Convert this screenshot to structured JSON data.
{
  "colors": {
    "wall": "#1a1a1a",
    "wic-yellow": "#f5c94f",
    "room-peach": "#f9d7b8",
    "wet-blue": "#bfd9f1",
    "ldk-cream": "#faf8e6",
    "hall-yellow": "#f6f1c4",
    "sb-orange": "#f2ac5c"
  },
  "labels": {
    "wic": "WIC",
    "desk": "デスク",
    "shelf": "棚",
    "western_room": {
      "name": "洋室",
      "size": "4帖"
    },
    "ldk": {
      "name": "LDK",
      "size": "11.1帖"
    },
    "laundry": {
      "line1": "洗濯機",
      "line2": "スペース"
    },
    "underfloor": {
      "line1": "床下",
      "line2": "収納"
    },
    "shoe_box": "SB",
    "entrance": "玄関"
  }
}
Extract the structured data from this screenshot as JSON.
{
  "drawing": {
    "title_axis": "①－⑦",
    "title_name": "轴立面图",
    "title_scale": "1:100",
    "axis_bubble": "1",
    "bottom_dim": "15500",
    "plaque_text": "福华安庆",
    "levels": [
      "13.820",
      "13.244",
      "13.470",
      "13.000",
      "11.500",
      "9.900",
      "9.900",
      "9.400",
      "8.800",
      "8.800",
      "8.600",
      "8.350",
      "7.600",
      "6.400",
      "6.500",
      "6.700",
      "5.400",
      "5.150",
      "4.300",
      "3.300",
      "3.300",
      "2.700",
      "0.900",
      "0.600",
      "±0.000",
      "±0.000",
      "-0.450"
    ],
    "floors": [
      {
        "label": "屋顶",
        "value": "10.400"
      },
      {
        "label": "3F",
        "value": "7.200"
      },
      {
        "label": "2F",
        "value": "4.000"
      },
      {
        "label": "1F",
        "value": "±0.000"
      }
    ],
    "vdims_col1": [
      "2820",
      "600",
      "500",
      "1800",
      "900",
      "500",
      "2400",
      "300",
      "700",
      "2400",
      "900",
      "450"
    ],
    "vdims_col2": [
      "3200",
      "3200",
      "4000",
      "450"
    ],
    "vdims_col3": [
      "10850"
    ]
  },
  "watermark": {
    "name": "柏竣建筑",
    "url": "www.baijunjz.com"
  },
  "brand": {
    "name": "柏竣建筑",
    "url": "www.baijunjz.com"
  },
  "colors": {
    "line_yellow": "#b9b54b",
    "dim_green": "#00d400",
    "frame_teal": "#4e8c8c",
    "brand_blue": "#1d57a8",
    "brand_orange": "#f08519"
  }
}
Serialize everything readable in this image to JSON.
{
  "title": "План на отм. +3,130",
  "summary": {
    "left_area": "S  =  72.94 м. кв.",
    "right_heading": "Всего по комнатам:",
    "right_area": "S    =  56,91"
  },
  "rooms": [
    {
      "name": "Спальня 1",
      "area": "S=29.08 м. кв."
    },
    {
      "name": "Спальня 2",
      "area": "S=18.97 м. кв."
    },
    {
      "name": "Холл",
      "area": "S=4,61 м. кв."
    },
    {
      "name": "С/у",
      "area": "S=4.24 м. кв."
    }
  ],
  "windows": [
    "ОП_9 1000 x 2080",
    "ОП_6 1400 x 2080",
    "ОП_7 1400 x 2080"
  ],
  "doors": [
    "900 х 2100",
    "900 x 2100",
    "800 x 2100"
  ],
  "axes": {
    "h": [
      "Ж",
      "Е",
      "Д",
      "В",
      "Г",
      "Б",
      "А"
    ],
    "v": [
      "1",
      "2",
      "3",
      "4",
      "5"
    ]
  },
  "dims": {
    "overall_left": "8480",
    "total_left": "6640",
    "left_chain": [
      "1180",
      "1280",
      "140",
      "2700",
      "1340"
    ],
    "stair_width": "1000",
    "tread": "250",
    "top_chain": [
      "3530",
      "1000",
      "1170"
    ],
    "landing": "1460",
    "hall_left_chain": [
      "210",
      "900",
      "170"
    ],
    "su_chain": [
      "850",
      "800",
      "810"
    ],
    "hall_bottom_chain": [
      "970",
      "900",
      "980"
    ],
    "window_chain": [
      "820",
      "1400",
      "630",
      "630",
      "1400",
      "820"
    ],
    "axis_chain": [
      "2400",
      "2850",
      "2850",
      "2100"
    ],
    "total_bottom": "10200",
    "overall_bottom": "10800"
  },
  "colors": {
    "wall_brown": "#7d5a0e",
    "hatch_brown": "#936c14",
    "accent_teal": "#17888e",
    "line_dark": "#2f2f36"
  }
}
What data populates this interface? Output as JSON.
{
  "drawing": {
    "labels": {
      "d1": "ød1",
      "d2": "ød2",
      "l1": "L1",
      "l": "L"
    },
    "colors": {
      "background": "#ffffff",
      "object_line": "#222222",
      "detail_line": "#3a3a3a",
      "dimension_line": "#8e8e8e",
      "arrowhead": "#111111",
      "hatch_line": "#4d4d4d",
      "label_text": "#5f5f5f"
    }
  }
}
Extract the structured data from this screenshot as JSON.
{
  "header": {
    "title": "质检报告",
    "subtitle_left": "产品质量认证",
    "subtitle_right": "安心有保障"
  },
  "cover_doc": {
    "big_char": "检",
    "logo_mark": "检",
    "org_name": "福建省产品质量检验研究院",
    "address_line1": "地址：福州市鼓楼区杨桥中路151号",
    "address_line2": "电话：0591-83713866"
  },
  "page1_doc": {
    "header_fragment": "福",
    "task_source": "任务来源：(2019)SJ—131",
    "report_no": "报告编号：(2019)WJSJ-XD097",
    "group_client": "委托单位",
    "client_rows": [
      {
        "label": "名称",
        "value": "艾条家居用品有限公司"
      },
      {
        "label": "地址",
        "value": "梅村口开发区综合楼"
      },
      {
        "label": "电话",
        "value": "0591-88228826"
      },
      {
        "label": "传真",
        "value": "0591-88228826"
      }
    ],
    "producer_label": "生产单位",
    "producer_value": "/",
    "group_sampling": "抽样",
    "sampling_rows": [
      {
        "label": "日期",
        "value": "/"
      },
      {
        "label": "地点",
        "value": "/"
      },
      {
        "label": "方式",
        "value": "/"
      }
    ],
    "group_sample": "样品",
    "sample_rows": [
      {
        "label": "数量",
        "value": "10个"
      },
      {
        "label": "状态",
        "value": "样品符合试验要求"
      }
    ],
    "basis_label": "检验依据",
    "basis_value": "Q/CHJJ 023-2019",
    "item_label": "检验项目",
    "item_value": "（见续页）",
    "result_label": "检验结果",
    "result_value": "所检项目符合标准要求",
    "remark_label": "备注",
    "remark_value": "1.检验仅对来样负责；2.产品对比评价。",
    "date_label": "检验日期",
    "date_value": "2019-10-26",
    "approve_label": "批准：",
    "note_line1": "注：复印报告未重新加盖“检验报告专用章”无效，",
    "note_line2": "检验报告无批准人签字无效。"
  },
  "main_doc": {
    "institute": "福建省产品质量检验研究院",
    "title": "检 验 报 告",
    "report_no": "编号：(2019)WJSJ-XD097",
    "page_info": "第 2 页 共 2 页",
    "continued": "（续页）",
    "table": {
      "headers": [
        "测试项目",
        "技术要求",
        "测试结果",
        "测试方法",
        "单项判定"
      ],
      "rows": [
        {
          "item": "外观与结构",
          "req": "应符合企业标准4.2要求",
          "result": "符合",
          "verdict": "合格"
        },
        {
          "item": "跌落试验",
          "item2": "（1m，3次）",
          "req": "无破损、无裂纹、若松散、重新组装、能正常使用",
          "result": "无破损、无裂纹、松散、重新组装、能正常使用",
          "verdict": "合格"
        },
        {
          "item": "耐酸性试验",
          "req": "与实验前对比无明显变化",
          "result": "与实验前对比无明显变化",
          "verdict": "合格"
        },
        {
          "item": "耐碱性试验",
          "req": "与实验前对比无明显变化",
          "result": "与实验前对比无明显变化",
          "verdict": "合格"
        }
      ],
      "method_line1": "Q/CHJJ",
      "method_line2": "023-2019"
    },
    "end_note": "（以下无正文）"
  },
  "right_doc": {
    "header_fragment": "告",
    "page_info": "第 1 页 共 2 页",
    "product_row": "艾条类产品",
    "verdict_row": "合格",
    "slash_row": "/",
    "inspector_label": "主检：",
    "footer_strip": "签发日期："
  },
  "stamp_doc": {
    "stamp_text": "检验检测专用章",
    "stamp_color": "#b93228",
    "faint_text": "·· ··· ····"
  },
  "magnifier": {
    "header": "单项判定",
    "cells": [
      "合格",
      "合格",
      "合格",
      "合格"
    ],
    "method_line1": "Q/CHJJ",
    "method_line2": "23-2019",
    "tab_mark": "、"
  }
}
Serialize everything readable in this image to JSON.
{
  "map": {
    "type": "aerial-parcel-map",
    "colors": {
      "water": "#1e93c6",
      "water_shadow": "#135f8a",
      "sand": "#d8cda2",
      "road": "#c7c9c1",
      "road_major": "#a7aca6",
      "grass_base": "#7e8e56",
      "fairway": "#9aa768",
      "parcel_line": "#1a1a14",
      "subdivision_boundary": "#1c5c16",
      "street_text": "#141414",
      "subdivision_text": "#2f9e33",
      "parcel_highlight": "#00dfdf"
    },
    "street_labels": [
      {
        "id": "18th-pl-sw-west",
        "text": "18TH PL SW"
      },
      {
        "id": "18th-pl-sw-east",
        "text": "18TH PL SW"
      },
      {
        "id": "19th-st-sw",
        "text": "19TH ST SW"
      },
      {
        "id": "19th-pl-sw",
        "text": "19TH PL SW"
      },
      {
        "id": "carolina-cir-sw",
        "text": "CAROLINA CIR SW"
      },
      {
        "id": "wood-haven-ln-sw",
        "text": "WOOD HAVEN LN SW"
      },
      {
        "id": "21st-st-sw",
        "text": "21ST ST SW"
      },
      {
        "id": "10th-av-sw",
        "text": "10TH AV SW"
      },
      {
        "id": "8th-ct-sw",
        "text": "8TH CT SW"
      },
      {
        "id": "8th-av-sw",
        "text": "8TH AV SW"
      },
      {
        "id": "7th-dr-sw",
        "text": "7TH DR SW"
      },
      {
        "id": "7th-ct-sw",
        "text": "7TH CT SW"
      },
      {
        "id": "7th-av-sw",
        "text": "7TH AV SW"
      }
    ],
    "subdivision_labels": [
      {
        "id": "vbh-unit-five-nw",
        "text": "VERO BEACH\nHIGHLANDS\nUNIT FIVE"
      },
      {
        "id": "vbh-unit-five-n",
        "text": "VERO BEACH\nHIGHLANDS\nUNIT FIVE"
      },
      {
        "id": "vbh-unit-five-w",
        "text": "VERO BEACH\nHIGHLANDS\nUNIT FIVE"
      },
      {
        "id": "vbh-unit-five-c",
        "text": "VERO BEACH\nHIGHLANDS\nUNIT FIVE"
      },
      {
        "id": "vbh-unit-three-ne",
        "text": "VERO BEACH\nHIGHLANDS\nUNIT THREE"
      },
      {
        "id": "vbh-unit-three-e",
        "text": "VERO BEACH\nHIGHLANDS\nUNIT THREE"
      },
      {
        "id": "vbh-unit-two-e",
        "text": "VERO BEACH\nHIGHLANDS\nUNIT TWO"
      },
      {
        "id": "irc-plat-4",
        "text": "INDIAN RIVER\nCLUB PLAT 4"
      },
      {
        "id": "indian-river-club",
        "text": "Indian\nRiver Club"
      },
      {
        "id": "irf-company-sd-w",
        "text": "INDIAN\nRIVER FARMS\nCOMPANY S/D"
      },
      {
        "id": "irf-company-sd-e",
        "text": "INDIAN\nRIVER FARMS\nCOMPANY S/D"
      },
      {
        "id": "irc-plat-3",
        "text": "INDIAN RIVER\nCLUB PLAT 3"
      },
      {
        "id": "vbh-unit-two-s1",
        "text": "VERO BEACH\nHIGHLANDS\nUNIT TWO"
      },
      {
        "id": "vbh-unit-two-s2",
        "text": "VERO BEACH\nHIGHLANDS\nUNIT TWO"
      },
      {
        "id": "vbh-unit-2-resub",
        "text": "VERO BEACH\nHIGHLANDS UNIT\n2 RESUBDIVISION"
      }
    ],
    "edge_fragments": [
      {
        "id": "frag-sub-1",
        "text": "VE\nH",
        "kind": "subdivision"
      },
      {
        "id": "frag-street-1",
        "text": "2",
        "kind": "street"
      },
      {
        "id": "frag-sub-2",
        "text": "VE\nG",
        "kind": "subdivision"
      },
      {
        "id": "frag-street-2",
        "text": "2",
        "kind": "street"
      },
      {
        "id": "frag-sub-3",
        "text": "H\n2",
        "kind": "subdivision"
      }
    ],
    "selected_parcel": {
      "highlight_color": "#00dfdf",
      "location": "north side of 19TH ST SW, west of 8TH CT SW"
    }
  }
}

TASK DETAILS: From the listing above, collect each line in which the string "nCLUB" appears.

ANSWER BELOW:
        "text": "INDIAN RIVER\nCLUB PLAT 4"
        "text": "INDIAN RIVER\nCLUB PLAT 3"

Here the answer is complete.